◆ What you have to do: Please reproduce every one of the entries below word for word, leaving out the pictures.

* * *

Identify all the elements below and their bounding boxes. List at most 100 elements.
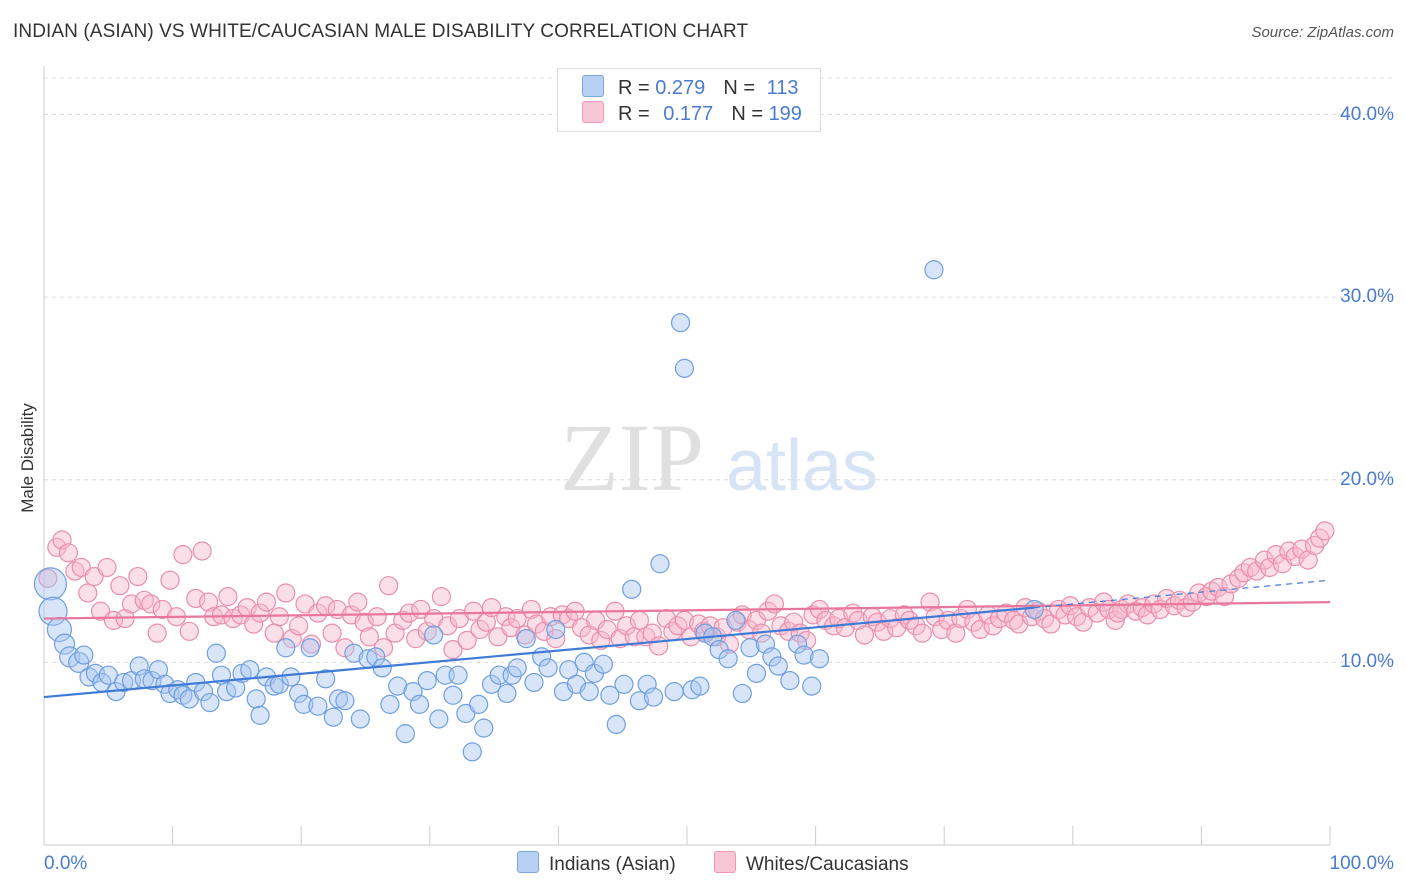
whites-point [348, 592, 368, 612]
y-tick-label: 10.0% [1340, 651, 1394, 673]
indians-trend-line [43, 606, 1035, 699]
whites-point [147, 623, 167, 643]
x-tick-max: 100.0% [1329, 853, 1394, 874]
whites-point [160, 570, 180, 590]
source-label: Source: ZipAtlas.com [1251, 24, 1394, 41]
indians-point [335, 691, 355, 711]
legend-item-indians[interactable]: Indians (Asian) [517, 851, 676, 876]
indians-point [497, 683, 517, 704]
whites-point [1105, 610, 1125, 630]
watermark-atlas: atlas [726, 426, 878, 506]
indians-point [53, 633, 76, 655]
whites-point [996, 603, 1016, 623]
indians-point [622, 579, 642, 599]
indians-point [142, 671, 162, 691]
whites-point [134, 590, 154, 610]
indians-point [344, 643, 364, 663]
indians-point [316, 669, 336, 689]
indians-point [579, 681, 599, 702]
indians-point [718, 649, 738, 669]
indians-point [308, 696, 328, 716]
whites-point [591, 630, 611, 651]
whites-point [97, 557, 117, 578]
indians-point [732, 683, 752, 704]
indians-point [670, 313, 691, 333]
whites-point [264, 623, 284, 643]
indians-point [74, 645, 94, 665]
indians-point [516, 629, 536, 649]
indians-point [524, 672, 544, 693]
whites-trend-line [43, 601, 1331, 620]
n-value-indians: 113 [766, 77, 799, 99]
whites-point [256, 592, 277, 612]
whites-point [322, 623, 342, 643]
indians-point [650, 554, 670, 574]
whites-point [946, 623, 966, 643]
series-legend: Indians (Asian) Whites/Caucasians [0, 851, 1406, 879]
indians-point [328, 689, 349, 709]
whites-point [289, 616, 309, 636]
whites-point [211, 605, 232, 625]
indians-point [474, 718, 494, 738]
whites-point [406, 629, 426, 649]
indians-point [614, 674, 634, 694]
whites-point [457, 630, 477, 651]
whites-point [1108, 603, 1128, 623]
indians-point [206, 643, 226, 663]
whites-point [1247, 561, 1267, 581]
indians-point [417, 671, 437, 691]
x-tick-min: 0.0% [44, 853, 88, 874]
whites-point [367, 607, 387, 627]
indians-point [746, 663, 767, 683]
whites-point [1315, 521, 1335, 541]
indians-point [690, 676, 710, 696]
whites-point [128, 566, 148, 587]
pink-swatch-icon [714, 851, 736, 873]
whites-point [912, 623, 932, 643]
whites-point [179, 621, 199, 641]
indians-trend-extension [1034, 579, 1331, 609]
r-value-indians: 0.279 [655, 77, 706, 99]
blue-swatch-icon [517, 851, 539, 873]
indians-point [726, 610, 746, 630]
indians-point [129, 656, 149, 676]
indians-point [33, 567, 68, 601]
indians-point [924, 260, 944, 280]
whites-point [906, 616, 926, 636]
indians-point [606, 714, 626, 735]
correlation-legend: R = 0.279 N = 113 R = 0.177 N = 199 [557, 68, 821, 132]
indians-point [643, 687, 664, 707]
whites-point [1004, 610, 1024, 630]
whites-point [854, 625, 875, 645]
indians-point [629, 691, 650, 711]
whites-point [186, 588, 206, 609]
whites-point [192, 541, 212, 561]
whites-point [758, 601, 778, 621]
indians-point [281, 667, 301, 687]
whites-point [121, 594, 142, 614]
indians-point [246, 689, 266, 709]
indians-point [809, 649, 830, 669]
indians-point [98, 665, 118, 685]
whites-point [78, 583, 98, 603]
whites-point [58, 543, 79, 563]
grid-lines [44, 77, 1392, 663]
indians-point [250, 705, 270, 725]
whites-point [269, 607, 289, 627]
indians-point [200, 692, 220, 713]
whites-point [521, 599, 541, 620]
whites-point [359, 627, 379, 647]
whites-point [141, 594, 161, 614]
whites-point [110, 576, 130, 596]
whites-point [393, 610, 413, 630]
indians-point [276, 638, 296, 658]
indians-point [600, 685, 620, 705]
whites-point [173, 545, 193, 565]
legend-item-whites[interactable]: Whites/Caucasians [714, 851, 909, 876]
indians-point [240, 660, 260, 680]
blue-swatch-icon [582, 75, 604, 97]
whites-point [470, 619, 490, 640]
indians-point [768, 656, 788, 676]
indians-point [794, 645, 814, 665]
indians-point [448, 665, 468, 685]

* * *

◆ Exercise answer:
Identify all the elements below and their bounding boxes. List at most 100 elements.
whites-point [348, 592, 368, 612]
y-tick-label: 10.0% [1340, 651, 1394, 673]
indians-trend-line [43, 606, 1035, 699]
whites-point [147, 623, 167, 643]
x-tick-max: 100.0% [1329, 853, 1394, 874]
whites-point [160, 570, 180, 590]
source-label: Source: ZipAtlas.com [1251, 24, 1394, 41]
indians-point [335, 691, 355, 711]
legend-item-indians[interactable]: Indians (Asian) [517, 851, 676, 876]
indians-point [497, 683, 517, 704]
whites-point [1105, 610, 1125, 630]
watermark-atlas: atlas [726, 426, 878, 506]
indians-point [53, 633, 76, 655]
whites-point [996, 603, 1016, 623]
indians-point [622, 579, 642, 599]
indians-point [142, 671, 162, 691]
whites-point [134, 590, 154, 610]
indians-point [344, 643, 364, 663]
indians-point [316, 669, 336, 689]
indians-point [579, 681, 599, 702]
indians-point [718, 649, 738, 669]
indians-point [308, 696, 328, 716]
whites-point [591, 630, 611, 651]
whites-point [97, 557, 117, 578]
indians-point [732, 683, 752, 704]
indians-point [670, 313, 691, 333]
whites-point [264, 623, 284, 643]
indians-point [74, 645, 94, 665]
indians-point [516, 629, 536, 649]
indians-point [524, 672, 544, 693]
whites-trend-line [43, 601, 1331, 620]
n-value-indians: 113 [766, 77, 799, 99]
whites-point [256, 592, 277, 612]
whites-point [322, 623, 342, 643]
indians-point [650, 554, 670, 574]
whites-point [946, 623, 966, 643]
series-legend: Indians (Asian) Whites/Caucasians [0, 851, 1406, 879]
indians-point [328, 689, 349, 709]
whites-point [289, 616, 309, 636]
whites-point [211, 605, 232, 625]
indians-point [474, 718, 494, 738]
whites-point [406, 629, 426, 649]
indians-point [614, 674, 634, 694]
whites-point [457, 630, 477, 651]
whites-point [1108, 603, 1128, 623]
indians-point [206, 643, 226, 663]
whites-point [1247, 561, 1267, 581]
indians-point [417, 671, 437, 691]
x-tick-min: 0.0% [44, 853, 88, 874]
whites-point [367, 607, 387, 627]
indians-point [746, 663, 767, 683]
whites-point [1315, 521, 1335, 541]
indians-point [690, 676, 710, 696]
whites-point [128, 566, 148, 587]
pink-swatch-icon [714, 851, 736, 873]
whites-point [912, 623, 932, 643]
whites-point [179, 621, 199, 641]
indians-trend-extension [1034, 579, 1331, 609]
r-value-indians: 0.279 [655, 77, 706, 99]
blue-swatch-icon [517, 851, 539, 873]
indians-point [726, 610, 746, 630]
indians-point [129, 656, 149, 676]
indians-point [33, 567, 68, 601]
indians-point [924, 260, 944, 280]
whites-point [906, 616, 926, 636]
indians-point [606, 714, 626, 735]
correlation-legend: R = 0.279 N = 113 R = 0.177 N = 199 [557, 68, 821, 132]
indians-point [643, 687, 664, 707]
whites-point [1004, 610, 1024, 630]
whites-point [854, 625, 875, 645]
indians-point [629, 691, 650, 711]
whites-point [186, 588, 206, 609]
whites-point [192, 541, 212, 561]
whites-point [758, 601, 778, 621]
indians-point [281, 667, 301, 687]
whites-point [121, 594, 142, 614]
indians-point [246, 689, 266, 709]
indians-point [809, 649, 830, 669]
indians-point [98, 665, 118, 685]
whites-point [78, 583, 98, 603]
whites-point [58, 543, 79, 563]
grid-lines [44, 77, 1392, 663]
indians-point [250, 705, 270, 725]
whites-point [269, 607, 289, 627]
indians-point [200, 692, 220, 713]
whites-point [521, 599, 541, 620]
whites-point [359, 627, 379, 647]
whites-point [141, 594, 161, 614]
whites-point [110, 576, 130, 596]
whites-point [393, 610, 413, 630]
indians-point [276, 638, 296, 658]
indians-point [600, 685, 620, 705]
whites-point [173, 545, 193, 565]
legend-item-whites[interactable]: Whites/Caucasians [714, 851, 909, 876]
indians-point [240, 660, 260, 680]
blue-swatch-icon [582, 75, 604, 97]
whites-point [470, 619, 490, 640]
indians-point [768, 656, 788, 676]
indians-point [794, 645, 814, 665]
indians-point [448, 665, 468, 685]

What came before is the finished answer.